Return each of the following lines verbatim, in the order given, for every item.

━━━━━━━━━━

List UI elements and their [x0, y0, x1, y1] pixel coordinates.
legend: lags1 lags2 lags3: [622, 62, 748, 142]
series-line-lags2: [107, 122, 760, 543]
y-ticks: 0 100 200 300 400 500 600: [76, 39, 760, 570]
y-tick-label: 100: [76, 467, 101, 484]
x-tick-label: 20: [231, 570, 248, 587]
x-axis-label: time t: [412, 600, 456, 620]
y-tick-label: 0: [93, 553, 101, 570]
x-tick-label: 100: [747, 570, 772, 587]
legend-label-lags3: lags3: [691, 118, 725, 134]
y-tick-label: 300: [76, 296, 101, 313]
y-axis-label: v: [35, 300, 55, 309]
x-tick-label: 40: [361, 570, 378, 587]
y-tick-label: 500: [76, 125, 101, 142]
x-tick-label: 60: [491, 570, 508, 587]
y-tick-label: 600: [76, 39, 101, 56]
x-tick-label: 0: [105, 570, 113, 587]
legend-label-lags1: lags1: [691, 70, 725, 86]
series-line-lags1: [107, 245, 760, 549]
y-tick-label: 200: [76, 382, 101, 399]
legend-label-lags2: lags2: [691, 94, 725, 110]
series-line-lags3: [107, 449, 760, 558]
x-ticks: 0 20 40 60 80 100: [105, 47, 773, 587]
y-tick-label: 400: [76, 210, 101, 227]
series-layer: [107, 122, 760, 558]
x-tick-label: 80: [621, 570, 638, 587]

━━━━━━━━━━

Complete response:
List UI elements and their [x0, y0, x1, y1] pixel coordinates.
legend: lags1 lags2 lags3: [622, 62, 748, 142]
series-line-lags2: [107, 122, 760, 543]
y-ticks: 0 100 200 300 400 500 600: [76, 39, 760, 570]
y-tick-label: 100: [76, 467, 101, 484]
x-tick-label: 20: [231, 570, 248, 587]
x-axis-label: time t: [412, 600, 456, 620]
y-tick-label: 0: [93, 553, 101, 570]
x-tick-label: 100: [747, 570, 772, 587]
legend-label-lags3: lags3: [691, 118, 725, 134]
y-tick-label: 300: [76, 296, 101, 313]
y-axis-label: v: [35, 300, 55, 309]
x-tick-label: 40: [361, 570, 378, 587]
y-tick-label: 500: [76, 125, 101, 142]
x-tick-label: 60: [491, 570, 508, 587]
y-tick-label: 600: [76, 39, 101, 56]
x-tick-label: 0: [105, 570, 113, 587]
legend-label-lags1: lags1: [691, 70, 725, 86]
series-line-lags1: [107, 245, 760, 549]
y-tick-label: 200: [76, 382, 101, 399]
legend-label-lags2: lags2: [691, 94, 725, 110]
series-line-lags3: [107, 449, 760, 558]
x-ticks: 0 20 40 60 80 100: [105, 47, 773, 587]
y-tick-label: 400: [76, 210, 101, 227]
series-layer: [107, 122, 760, 558]
x-tick-label: 80: [621, 570, 638, 587]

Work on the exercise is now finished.